# [The task]
Can you lay out the entries from the line with "Patent image size: (893, 626)." through the line with "In FIG. 19, the nozzle 37 is at (293, 180)." as a JSON list of strings, one string per line, leaving out blank lines?
--- Start of Material for this task ---
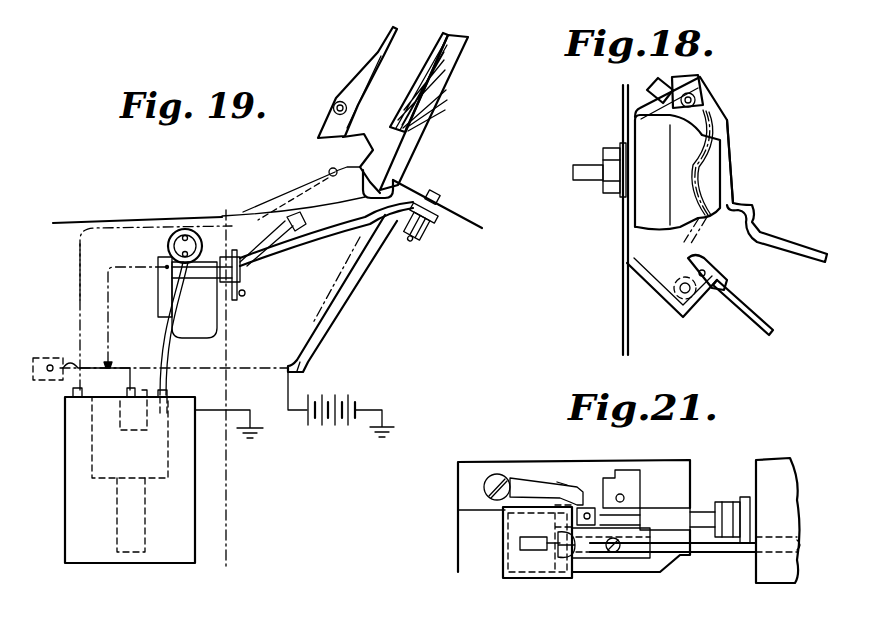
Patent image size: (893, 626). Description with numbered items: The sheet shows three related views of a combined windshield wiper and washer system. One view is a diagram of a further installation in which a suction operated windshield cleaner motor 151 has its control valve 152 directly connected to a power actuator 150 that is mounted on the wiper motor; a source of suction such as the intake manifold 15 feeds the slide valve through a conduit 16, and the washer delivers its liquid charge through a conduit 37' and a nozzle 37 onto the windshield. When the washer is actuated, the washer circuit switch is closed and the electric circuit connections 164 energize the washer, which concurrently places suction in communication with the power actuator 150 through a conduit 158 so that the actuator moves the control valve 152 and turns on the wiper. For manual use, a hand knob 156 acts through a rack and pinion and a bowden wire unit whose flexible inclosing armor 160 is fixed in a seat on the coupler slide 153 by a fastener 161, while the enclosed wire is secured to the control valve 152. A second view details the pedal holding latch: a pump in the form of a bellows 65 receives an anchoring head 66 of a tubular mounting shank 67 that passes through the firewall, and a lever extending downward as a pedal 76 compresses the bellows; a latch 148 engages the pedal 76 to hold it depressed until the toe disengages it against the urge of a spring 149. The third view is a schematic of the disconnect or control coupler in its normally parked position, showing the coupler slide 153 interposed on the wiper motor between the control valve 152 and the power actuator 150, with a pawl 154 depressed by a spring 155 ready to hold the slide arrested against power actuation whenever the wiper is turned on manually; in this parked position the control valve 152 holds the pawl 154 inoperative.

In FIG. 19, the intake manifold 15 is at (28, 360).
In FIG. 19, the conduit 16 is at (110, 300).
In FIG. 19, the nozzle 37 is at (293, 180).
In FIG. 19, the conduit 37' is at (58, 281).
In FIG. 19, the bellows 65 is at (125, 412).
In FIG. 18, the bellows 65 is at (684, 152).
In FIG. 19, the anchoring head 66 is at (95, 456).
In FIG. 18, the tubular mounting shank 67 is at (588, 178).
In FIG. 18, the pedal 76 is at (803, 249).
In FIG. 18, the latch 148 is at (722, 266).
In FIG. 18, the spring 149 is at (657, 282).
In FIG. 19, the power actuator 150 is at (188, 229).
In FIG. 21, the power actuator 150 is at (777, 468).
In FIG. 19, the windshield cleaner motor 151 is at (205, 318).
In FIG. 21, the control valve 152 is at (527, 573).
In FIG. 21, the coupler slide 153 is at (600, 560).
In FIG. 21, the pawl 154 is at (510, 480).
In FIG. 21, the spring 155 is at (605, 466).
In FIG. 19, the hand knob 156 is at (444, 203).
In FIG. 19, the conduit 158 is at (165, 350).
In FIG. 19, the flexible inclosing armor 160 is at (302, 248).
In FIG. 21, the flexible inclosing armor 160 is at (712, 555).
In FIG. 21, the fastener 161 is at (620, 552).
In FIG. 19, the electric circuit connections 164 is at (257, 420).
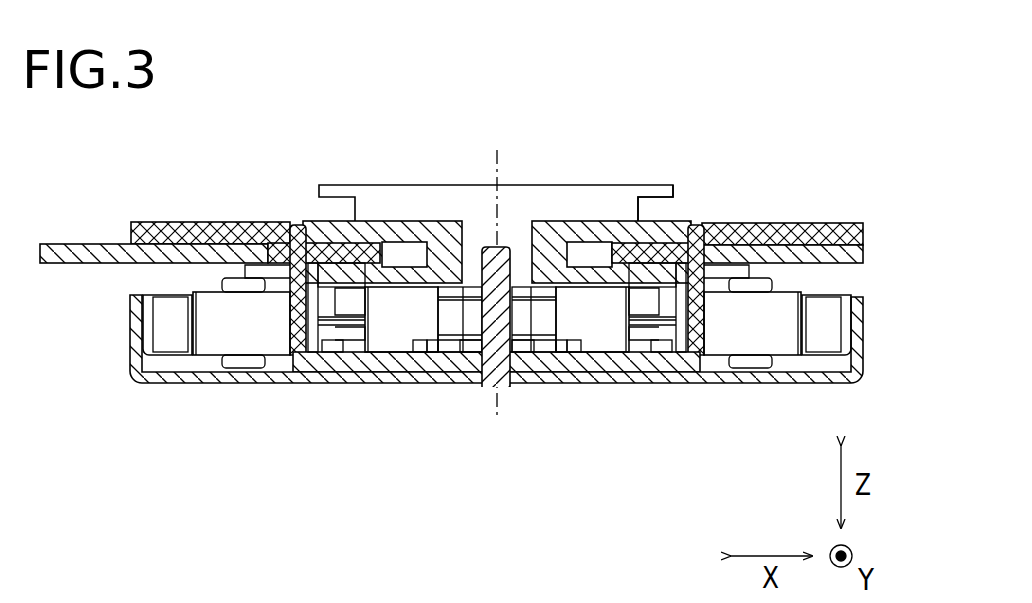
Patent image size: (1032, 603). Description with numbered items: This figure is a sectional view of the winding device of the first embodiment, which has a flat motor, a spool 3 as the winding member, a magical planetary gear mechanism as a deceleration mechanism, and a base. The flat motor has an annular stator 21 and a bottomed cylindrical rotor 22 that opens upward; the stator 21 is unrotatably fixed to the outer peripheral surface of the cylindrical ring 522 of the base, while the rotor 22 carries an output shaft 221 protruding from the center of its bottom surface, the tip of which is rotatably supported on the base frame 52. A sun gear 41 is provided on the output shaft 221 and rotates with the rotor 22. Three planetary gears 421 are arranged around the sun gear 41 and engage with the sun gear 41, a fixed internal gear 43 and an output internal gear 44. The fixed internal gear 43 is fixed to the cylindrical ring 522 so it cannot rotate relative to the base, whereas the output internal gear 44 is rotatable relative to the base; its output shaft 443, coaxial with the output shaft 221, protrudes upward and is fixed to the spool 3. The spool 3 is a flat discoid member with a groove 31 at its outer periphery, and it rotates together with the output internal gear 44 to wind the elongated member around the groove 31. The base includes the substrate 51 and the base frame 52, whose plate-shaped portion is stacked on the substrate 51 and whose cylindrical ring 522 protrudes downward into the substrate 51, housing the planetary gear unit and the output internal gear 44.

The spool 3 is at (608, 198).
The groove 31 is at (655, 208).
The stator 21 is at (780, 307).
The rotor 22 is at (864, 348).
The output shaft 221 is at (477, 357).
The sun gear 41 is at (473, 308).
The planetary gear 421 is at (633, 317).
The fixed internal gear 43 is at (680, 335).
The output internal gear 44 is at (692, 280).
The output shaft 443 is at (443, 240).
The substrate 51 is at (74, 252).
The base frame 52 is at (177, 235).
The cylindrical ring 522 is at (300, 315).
--- End of Material for this task ---
--- Start of Material for this task ---
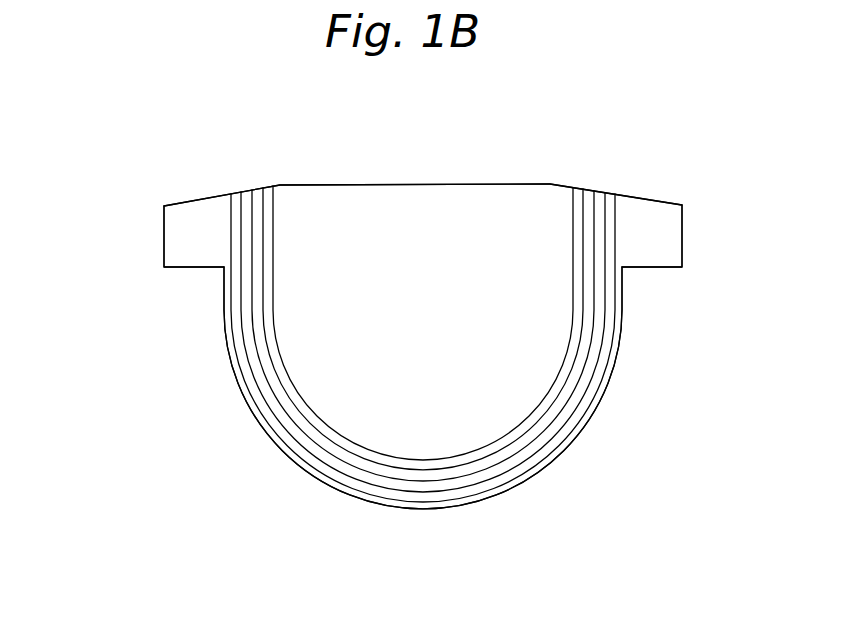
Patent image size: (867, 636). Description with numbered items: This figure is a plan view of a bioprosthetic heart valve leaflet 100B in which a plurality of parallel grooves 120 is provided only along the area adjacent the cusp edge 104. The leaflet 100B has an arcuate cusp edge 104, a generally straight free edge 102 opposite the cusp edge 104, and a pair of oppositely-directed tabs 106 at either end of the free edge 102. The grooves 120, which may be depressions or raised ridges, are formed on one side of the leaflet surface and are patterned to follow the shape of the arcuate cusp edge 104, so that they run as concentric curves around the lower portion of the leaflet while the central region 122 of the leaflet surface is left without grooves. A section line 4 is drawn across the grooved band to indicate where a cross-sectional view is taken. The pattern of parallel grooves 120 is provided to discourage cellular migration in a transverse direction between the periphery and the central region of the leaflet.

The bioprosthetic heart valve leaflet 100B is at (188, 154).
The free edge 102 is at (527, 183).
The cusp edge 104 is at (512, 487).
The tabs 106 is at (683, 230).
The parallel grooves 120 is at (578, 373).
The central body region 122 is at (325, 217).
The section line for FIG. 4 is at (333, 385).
--- End of Material for this task ---
# [Result for this exercise]
[
  "Patent image size: (893, 626). Description with numbered items: The sheet shows three related views of a combined windshield wiper and washer system. One view is a diagram of a further installation in which a suction operated windshield cleaner motor 151 has its control valve 152 directly connected to a power actuator 150 that is mounted on the wiper motor; a source of suction such as the intake manifold 15 feeds the slide valve through a conduit 16, and the washer delivers its liquid charge through a conduit 37' and a nozzle 37 onto the windshield. When the washer is actuated, the washer circuit switch is closed and the electric circuit connections 164 energize the washer, which concurrently places suction in communication with the power actuator 150 through a conduit 158 so that the actuator moves the control valve 152 and turns on the wiper. For manual use, a hand knob 156 acts through a rack and pinion and a bowden wire unit whose flexible inclosing armor 160 is fixed in a seat on the coupler slide 153 by a fastener 161, while the enclosed wire is secured to the control valve 152. A second view details the pedal holding latch: a pump in the form of a bellows 65 receives an anchoring head 66 of a tubular mounting shank 67 that passes through the firewall, and a lever extending downward as a pedal 76 compresses the bellows; a latch 148 engages the pedal 76 to hold it depressed until the toe disengages it against the urge of a spring 149. The third view is a schematic of the disconnect or control coupler in its normally parked position, showing the coupler slide 153 interposed on the wiper motor between the control valve 152 and the power actuator 150, with a pawl 154 depressed by a spring 155 ready to hold the slide arrested against power actuation whenever the wiper is turned on manually; in this parked position the control valve 152 holds the pawl 154 inoperative.",
  "In FIG. 19, the intake manifold 15 is at (28, 360).",
  "In FIG. 19, the conduit 16 is at (110, 300).",
  "In FIG. 19, the nozzle 37 is at (293, 180)."
]